• [INSTRUCTIONS FOR THE TASK]:
Locate and copy all lines bearing the word "title".
⁂
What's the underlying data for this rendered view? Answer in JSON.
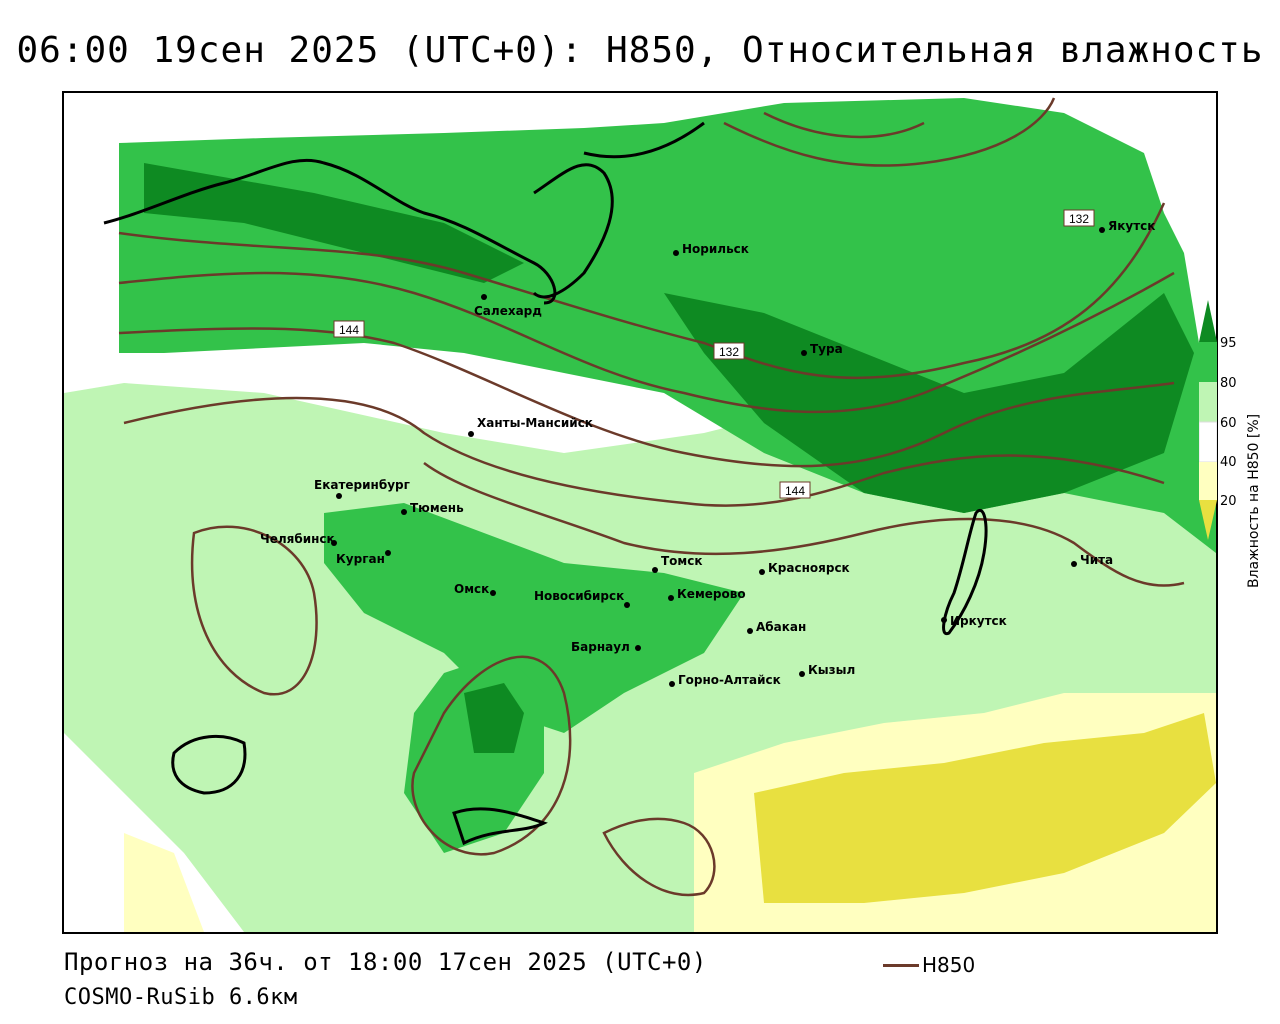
{
  "title": "06:00 19сен 2025 (UTC+0): H850, Относительная влажность",
  "forecast": "Прогноз на 36ч. от 18:00 17сен 2025 (UTC+0)",
  "model": "COSMO-RuSib 6.6км",
  "legend": {
    "line_label": "H850",
    "line_color": "#6b3a2a"
  },
  "colorbar": {
    "label": "Влажность на H850 [%]",
    "ticks": [
      "95",
      "80",
      "60",
      "40",
      "20"
    ],
    "colors": {
      "very_wet": "#0e8a22",
      "wet": "#33c24a",
      "moist": "#bff5b4",
      "dry": "#ffffc0",
      "very_dry": "#e8e040"
    }
  },
  "isoline_labels": [
    "132",
    "144",
    "132",
    "144"
  ],
  "cities": [
    {
      "name": "Норильск"
    },
    {
      "name": "Якутск"
    },
    {
      "name": "Салехард"
    },
    {
      "name": "Тура"
    },
    {
      "name": "Ханты-Мансийск"
    },
    {
      "name": "Екатеринбург"
    },
    {
      "name": "Тюмень"
    },
    {
      "name": "Челябинск"
    },
    {
      "name": "Курган"
    },
    {
      "name": "Омск"
    },
    {
      "name": "Новосибирск"
    },
    {
      "name": "Томск"
    },
    {
      "name": "Кемерово"
    },
    {
      "name": "Красноярск"
    },
    {
      "name": "Абакан"
    },
    {
      "name": "Барнаул"
    },
    {
      "name": "Горно-Алтайск"
    },
    {
      "name": "Кызыл"
    },
    {
      "name": "Иркутск"
    },
    {
      "name": "Чита"
    }
  ]
}
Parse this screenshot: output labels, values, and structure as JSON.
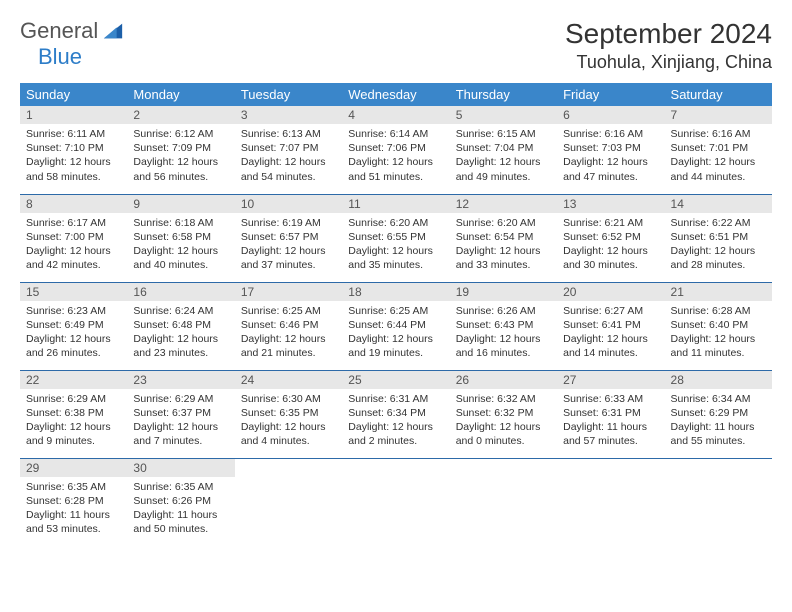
{
  "brand": {
    "part1": "General",
    "part2": "Blue"
  },
  "title": "September 2024",
  "location": "Tuohula, Xinjiang, China",
  "header_bg": "#3a86ca",
  "daynum_bg": "#e7e7e7",
  "row_border": "#2d6aa8",
  "weekdays": [
    "Sunday",
    "Monday",
    "Tuesday",
    "Wednesday",
    "Thursday",
    "Friday",
    "Saturday"
  ],
  "weeks": [
    [
      {
        "n": "1",
        "sr": "Sunrise: 6:11 AM",
        "ss": "Sunset: 7:10 PM",
        "dl": "Daylight: 12 hours and 58 minutes."
      },
      {
        "n": "2",
        "sr": "Sunrise: 6:12 AM",
        "ss": "Sunset: 7:09 PM",
        "dl": "Daylight: 12 hours and 56 minutes."
      },
      {
        "n": "3",
        "sr": "Sunrise: 6:13 AM",
        "ss": "Sunset: 7:07 PM",
        "dl": "Daylight: 12 hours and 54 minutes."
      },
      {
        "n": "4",
        "sr": "Sunrise: 6:14 AM",
        "ss": "Sunset: 7:06 PM",
        "dl": "Daylight: 12 hours and 51 minutes."
      },
      {
        "n": "5",
        "sr": "Sunrise: 6:15 AM",
        "ss": "Sunset: 7:04 PM",
        "dl": "Daylight: 12 hours and 49 minutes."
      },
      {
        "n": "6",
        "sr": "Sunrise: 6:16 AM",
        "ss": "Sunset: 7:03 PM",
        "dl": "Daylight: 12 hours and 47 minutes."
      },
      {
        "n": "7",
        "sr": "Sunrise: 6:16 AM",
        "ss": "Sunset: 7:01 PM",
        "dl": "Daylight: 12 hours and 44 minutes."
      }
    ],
    [
      {
        "n": "8",
        "sr": "Sunrise: 6:17 AM",
        "ss": "Sunset: 7:00 PM",
        "dl": "Daylight: 12 hours and 42 minutes."
      },
      {
        "n": "9",
        "sr": "Sunrise: 6:18 AM",
        "ss": "Sunset: 6:58 PM",
        "dl": "Daylight: 12 hours and 40 minutes."
      },
      {
        "n": "10",
        "sr": "Sunrise: 6:19 AM",
        "ss": "Sunset: 6:57 PM",
        "dl": "Daylight: 12 hours and 37 minutes."
      },
      {
        "n": "11",
        "sr": "Sunrise: 6:20 AM",
        "ss": "Sunset: 6:55 PM",
        "dl": "Daylight: 12 hours and 35 minutes."
      },
      {
        "n": "12",
        "sr": "Sunrise: 6:20 AM",
        "ss": "Sunset: 6:54 PM",
        "dl": "Daylight: 12 hours and 33 minutes."
      },
      {
        "n": "13",
        "sr": "Sunrise: 6:21 AM",
        "ss": "Sunset: 6:52 PM",
        "dl": "Daylight: 12 hours and 30 minutes."
      },
      {
        "n": "14",
        "sr": "Sunrise: 6:22 AM",
        "ss": "Sunset: 6:51 PM",
        "dl": "Daylight: 12 hours and 28 minutes."
      }
    ],
    [
      {
        "n": "15",
        "sr": "Sunrise: 6:23 AM",
        "ss": "Sunset: 6:49 PM",
        "dl": "Daylight: 12 hours and 26 minutes."
      },
      {
        "n": "16",
        "sr": "Sunrise: 6:24 AM",
        "ss": "Sunset: 6:48 PM",
        "dl": "Daylight: 12 hours and 23 minutes."
      },
      {
        "n": "17",
        "sr": "Sunrise: 6:25 AM",
        "ss": "Sunset: 6:46 PM",
        "dl": "Daylight: 12 hours and 21 minutes."
      },
      {
        "n": "18",
        "sr": "Sunrise: 6:25 AM",
        "ss": "Sunset: 6:44 PM",
        "dl": "Daylight: 12 hours and 19 minutes."
      },
      {
        "n": "19",
        "sr": "Sunrise: 6:26 AM",
        "ss": "Sunset: 6:43 PM",
        "dl": "Daylight: 12 hours and 16 minutes."
      },
      {
        "n": "20",
        "sr": "Sunrise: 6:27 AM",
        "ss": "Sunset: 6:41 PM",
        "dl": "Daylight: 12 hours and 14 minutes."
      },
      {
        "n": "21",
        "sr": "Sunrise: 6:28 AM",
        "ss": "Sunset: 6:40 PM",
        "dl": "Daylight: 12 hours and 11 minutes."
      }
    ],
    [
      {
        "n": "22",
        "sr": "Sunrise: 6:29 AM",
        "ss": "Sunset: 6:38 PM",
        "dl": "Daylight: 12 hours and 9 minutes."
      },
      {
        "n": "23",
        "sr": "Sunrise: 6:29 AM",
        "ss": "Sunset: 6:37 PM",
        "dl": "Daylight: 12 hours and 7 minutes."
      },
      {
        "n": "24",
        "sr": "Sunrise: 6:30 AM",
        "ss": "Sunset: 6:35 PM",
        "dl": "Daylight: 12 hours and 4 minutes."
      },
      {
        "n": "25",
        "sr": "Sunrise: 6:31 AM",
        "ss": "Sunset: 6:34 PM",
        "dl": "Daylight: 12 hours and 2 minutes."
      },
      {
        "n": "26",
        "sr": "Sunrise: 6:32 AM",
        "ss": "Sunset: 6:32 PM",
        "dl": "Daylight: 12 hours and 0 minutes."
      },
      {
        "n": "27",
        "sr": "Sunrise: 6:33 AM",
        "ss": "Sunset: 6:31 PM",
        "dl": "Daylight: 11 hours and 57 minutes."
      },
      {
        "n": "28",
        "sr": "Sunrise: 6:34 AM",
        "ss": "Sunset: 6:29 PM",
        "dl": "Daylight: 11 hours and 55 minutes."
      }
    ],
    [
      {
        "n": "29",
        "sr": "Sunrise: 6:35 AM",
        "ss": "Sunset: 6:28 PM",
        "dl": "Daylight: 11 hours and 53 minutes."
      },
      {
        "n": "30",
        "sr": "Sunrise: 6:35 AM",
        "ss": "Sunset: 6:26 PM",
        "dl": "Daylight: 11 hours and 50 minutes."
      },
      null,
      null,
      null,
      null,
      null
    ]
  ]
}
⁂
• [TASK SOLUTION]:
  "title": "06:00 19сен 2025 (UTC+0): H850, Относительная влажность",
  "title": "September 2024",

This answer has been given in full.